» **Task to carry out**:
Count the lines containing "cpmScarlet" in the entries underneath, and state that count without anything else.

» **Exercise material**:
.....
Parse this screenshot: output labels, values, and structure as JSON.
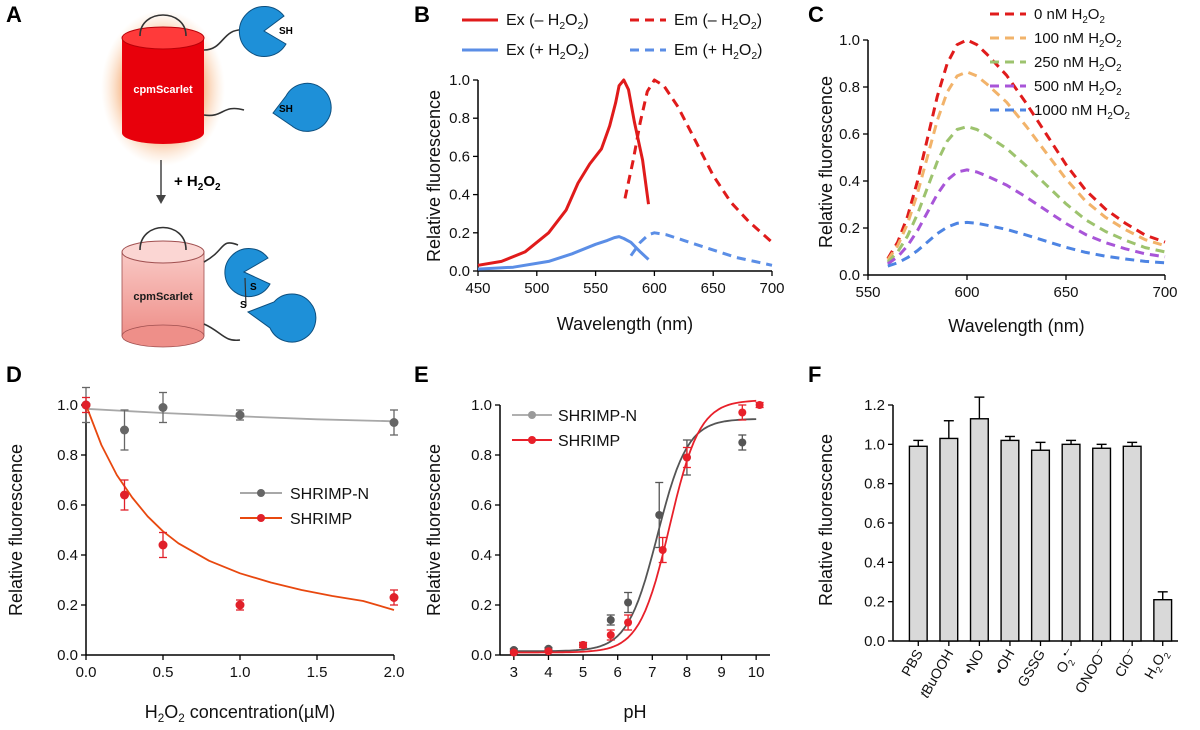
{
  "panel_letters": {
    "A": "A",
    "B": "B",
    "C": "C",
    "D": "D",
    "E": "E",
    "F": "F"
  },
  "schematic": {
    "top_label": "cpmScarlet",
    "bottom_label": "cpmScarlet",
    "thiol_label_1": "SH",
    "thiol_label_2": "SH",
    "disulfide_s1": "S",
    "disulfide_s2": "S",
    "arrow_label_prefix": "+ H",
    "arrow_label_sub1": "2",
    "arrow_label_mid": "O",
    "arrow_label_sub2": "2",
    "colors": {
      "reduced_barrel": "#e8000b",
      "oxidized_barrel": "#f0a9a6",
      "domain": "#1e90d8"
    }
  },
  "chart_data": [
    {
      "panel": "B",
      "type": "line",
      "xlabel": "Wavelength (nm)",
      "ylabel": "Relative fluorescence",
      "xlim": [
        450,
        700
      ],
      "ylim": [
        0,
        1.0
      ],
      "xticks": [
        450,
        500,
        550,
        600,
        650,
        700
      ],
      "yticks": [
        0.0,
        0.2,
        0.4,
        0.6,
        0.8,
        1.0
      ],
      "xtick_labels": [
        "450",
        "500",
        "550",
        "600",
        "650",
        "700"
      ],
      "ytick_labels": [
        "0.0",
        "0.2",
        "0.4",
        "0.6",
        "0.8",
        "1.0"
      ],
      "legend": [
        {
          "text": "Ex (– H",
          "sub": "2",
          "text2": "O",
          "sub2": "2",
          "text3": ")"
        },
        {
          "text": "Em (– H",
          "sub": "2",
          "text2": "O",
          "sub2": "2",
          "text3": ")"
        },
        {
          "text": "Ex (+ H",
          "sub": "2",
          "text2": "O",
          "sub2": "2",
          "text3": ")"
        },
        {
          "text": "Em (+ H",
          "sub": "2",
          "text2": "O",
          "sub2": "2",
          "text3": ")"
        }
      ],
      "series": [
        {
          "name": "Ex (– H2O2)",
          "color": "#e01b1b",
          "dash": false,
          "x": [
            450,
            470,
            490,
            510,
            525,
            535,
            545,
            555,
            562,
            567,
            570,
            574,
            578,
            583,
            590,
            595
          ],
          "y": [
            0.03,
            0.05,
            0.1,
            0.2,
            0.32,
            0.46,
            0.56,
            0.64,
            0.76,
            0.88,
            0.97,
            1.0,
            0.95,
            0.78,
            0.58,
            0.35
          ]
        },
        {
          "name": "Em (– H2O2)",
          "color": "#e01b1b",
          "dash": true,
          "x": [
            575,
            582,
            588,
            594,
            600,
            608,
            620,
            635,
            650,
            665,
            680,
            700
          ],
          "y": [
            0.38,
            0.58,
            0.78,
            0.94,
            1.0,
            0.97,
            0.86,
            0.68,
            0.5,
            0.36,
            0.26,
            0.15
          ]
        },
        {
          "name": "Ex (+ H2O2)",
          "color": "#5b8ee6",
          "dash": false,
          "x": [
            450,
            480,
            510,
            530,
            550,
            560,
            566,
            570,
            574,
            580,
            588,
            595
          ],
          "y": [
            0.01,
            0.02,
            0.05,
            0.09,
            0.14,
            0.16,
            0.175,
            0.18,
            0.17,
            0.15,
            0.1,
            0.06
          ]
        },
        {
          "name": "Em (+ H2O2)",
          "color": "#5b8ee6",
          "dash": true,
          "x": [
            580,
            588,
            595,
            600,
            610,
            625,
            640,
            655,
            670,
            685,
            700
          ],
          "y": [
            0.08,
            0.15,
            0.19,
            0.2,
            0.19,
            0.16,
            0.13,
            0.1,
            0.07,
            0.05,
            0.03
          ]
        }
      ]
    },
    {
      "panel": "C",
      "type": "line",
      "xlabel": "Wavelength (nm)",
      "ylabel": "Relative fluorescence",
      "xlim": [
        550,
        700
      ],
      "ylim": [
        0,
        1.0
      ],
      "xticks": [
        550,
        600,
        650,
        700
      ],
      "yticks": [
        0.0,
        0.2,
        0.4,
        0.6,
        0.8,
        1.0
      ],
      "xtick_labels": [
        "550",
        "600",
        "650",
        "700"
      ],
      "ytick_labels": [
        "0.0",
        "0.2",
        "0.4",
        "0.6",
        "0.8",
        "1.0"
      ],
      "legend": [
        {
          "text": "0 nM H",
          "sub": "2",
          "text2": "O",
          "sub2": "2"
        },
        {
          "text": "100 nM H",
          "sub": "2",
          "text2": "O",
          "sub2": "2"
        },
        {
          "text": "250 nM H",
          "sub": "2",
          "text2": "O",
          "sub2": "2"
        },
        {
          "text": "500 nM H",
          "sub": "2",
          "text2": "O",
          "sub2": "2"
        },
        {
          "text": "1000 nM H",
          "sub": "2",
          "text2": "O",
          "sub2": "2"
        }
      ],
      "series": [
        {
          "name": "0 nM H2O2",
          "color": "#e01b1b",
          "scale": 1.0
        },
        {
          "name": "100 nM H2O2",
          "color": "#f2b36a",
          "scale": 0.86
        },
        {
          "name": "250 nM H2O2",
          "color": "#9dc36e",
          "scale": 0.62
        },
        {
          "name": "500 nM H2O2",
          "color": "#a855d8",
          "scale": 0.43
        },
        {
          "name": "1000 nM H2O2",
          "color": "#4d84e3",
          "scale": 0.2
        }
      ],
      "base_x": [
        560,
        565,
        570,
        575,
        580,
        585,
        590,
        595,
        600,
        605,
        610,
        620,
        630,
        640,
        650,
        660,
        670,
        680,
        690,
        700
      ],
      "base_y": [
        0.07,
        0.14,
        0.25,
        0.4,
        0.58,
        0.76,
        0.9,
        0.98,
        1.0,
        0.98,
        0.94,
        0.85,
        0.73,
        0.6,
        0.47,
        0.36,
        0.28,
        0.22,
        0.17,
        0.14
      ]
    },
    {
      "panel": "D",
      "type": "scatter",
      "xlabel_prefix": "H",
      "xlabel_sub1": "2",
      "xlabel_mid": "O",
      "xlabel_sub2": "2",
      "xlabel_suffix": " concentration(µM)",
      "ylabel": "Relative fluorescence",
      "xlim": [
        0,
        2.0
      ],
      "ylim": [
        0,
        1.0
      ],
      "xticks": [
        0.0,
        0.5,
        1.0,
        1.5,
        2.0
      ],
      "yticks": [
        0.0,
        0.2,
        0.4,
        0.6,
        0.8,
        1.0
      ],
      "xtick_labels": [
        "0.0",
        "0.5",
        "1.0",
        "1.5",
        "2.0"
      ],
      "ytick_labels": [
        "0.0",
        "0.2",
        "0.4",
        "0.6",
        "0.8",
        "1.0"
      ],
      "legend": [
        "SHRIMP-N",
        "SHRIMP"
      ],
      "series": [
        {
          "name": "SHRIMP-N",
          "color": "#666666",
          "fit_color": "#a8a8a8",
          "x": [
            0,
            0.25,
            0.5,
            1.0,
            2.0
          ],
          "y": [
            1.0,
            0.9,
            0.99,
            0.96,
            0.93
          ],
          "err": [
            0.07,
            0.08,
            0.06,
            0.02,
            0.05
          ],
          "fit_x": [
            0,
            0.5,
            1.0,
            1.5,
            2.0
          ],
          "fit_y": [
            0.985,
            0.968,
            0.955,
            0.943,
            0.935
          ]
        },
        {
          "name": "SHRIMP",
          "color": "#e0202a",
          "fit_color": "#e8480f",
          "x": [
            0,
            0.25,
            0.5,
            1.0,
            2.0
          ],
          "y": [
            1.0,
            0.64,
            0.44,
            0.2,
            0.23
          ],
          "err": [
            0.03,
            0.06,
            0.05,
            0.02,
            0.03
          ],
          "fit_x": [
            0,
            0.1,
            0.2,
            0.3,
            0.4,
            0.5,
            0.6,
            0.8,
            1.0,
            1.2,
            1.4,
            1.6,
            1.8,
            2.0
          ],
          "fit_y": [
            1.0,
            0.84,
            0.72,
            0.63,
            0.555,
            0.495,
            0.447,
            0.377,
            0.327,
            0.29,
            0.26,
            0.236,
            0.216,
            0.18
          ]
        }
      ]
    },
    {
      "panel": "E",
      "type": "scatter",
      "xlabel": "pH",
      "ylabel": "Relative fluorescence",
      "xlim": [
        2.6,
        10.4
      ],
      "ylim": [
        0,
        1.0
      ],
      "xticks": [
        3,
        4,
        5,
        6,
        7,
        8,
        9,
        10
      ],
      "yticks": [
        0.0,
        0.2,
        0.4,
        0.6,
        0.8,
        1.0
      ],
      "xtick_labels": [
        "3",
        "4",
        "5",
        "6",
        "7",
        "8",
        "9",
        "10"
      ],
      "ytick_labels": [
        "0.0",
        "0.2",
        "0.4",
        "0.6",
        "0.8",
        "1.0"
      ],
      "legend": [
        "SHRIMP-N",
        "SHRIMP"
      ],
      "series": [
        {
          "name": "SHRIMP-N",
          "color": "#555555",
          "fit_color": "#555555",
          "x": [
            3,
            4,
            5,
            5.8,
            6.3,
            7.2,
            8.0,
            9.6
          ],
          "y": [
            0.02,
            0.025,
            0.04,
            0.14,
            0.21,
            0.56,
            0.79,
            0.85
          ],
          "err": [
            0.005,
            0.005,
            0.01,
            0.02,
            0.04,
            0.13,
            0.07,
            0.03
          ],
          "pka": 7.15,
          "top": 0.945,
          "bottom": 0.015,
          "hill": 1.0
        },
        {
          "name": "SHRIMP",
          "color": "#e8202a",
          "fit_color": "#e8202a",
          "x": [
            3,
            4,
            5,
            5.8,
            6.3,
            7.3,
            8.0,
            9.6,
            10.1
          ],
          "y": [
            0.01,
            0.015,
            0.04,
            0.08,
            0.13,
            0.42,
            0.79,
            0.97,
            1.0
          ],
          "err": [
            0.005,
            0.005,
            0.01,
            0.02,
            0.03,
            0.05,
            0.04,
            0.03,
            0.01
          ],
          "pka": 7.5,
          "top": 1.02,
          "bottom": 0.01,
          "hill": 1.0
        }
      ]
    },
    {
      "panel": "F",
      "type": "bar",
      "ylabel": "Relative fluorescence",
      "ylim": [
        0,
        1.2
      ],
      "yticks": [
        0.0,
        0.2,
        0.4,
        0.6,
        0.8,
        1.0,
        1.2
      ],
      "ytick_labels": [
        "0.0",
        "0.2",
        "0.4",
        "0.6",
        "0.8",
        "1.0",
        "1.2"
      ],
      "categories": [
        "PBS",
        "tBuOOH",
        "•NO",
        "•OH",
        "GSSG",
        "O2•–",
        "ONOO–",
        "ClO–",
        "H2O2"
      ],
      "category_labels": [
        {
          "main": "PBS"
        },
        {
          "italic": "t",
          "main": "BuOOH"
        },
        {
          "main": "•NO"
        },
        {
          "main": "•OH"
        },
        {
          "main": "GSSG"
        },
        {
          "main": "O",
          "sub": "2",
          "sup": "•–"
        },
        {
          "main": "ONOO",
          "sup": "–"
        },
        {
          "main": "ClO",
          "sup": "–"
        },
        {
          "main": "H",
          "sub": "2",
          "main2": "O",
          "sub2": "2"
        }
      ],
      "values": [
        0.99,
        1.03,
        1.13,
        1.02,
        0.97,
        1.0,
        0.98,
        0.99,
        0.21
      ],
      "errors": [
        0.03,
        0.09,
        0.11,
        0.02,
        0.04,
        0.02,
        0.02,
        0.02,
        0.04
      ],
      "bar_color": "#d9d9d9"
    }
  ]
}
.....
» **Complete output**:
2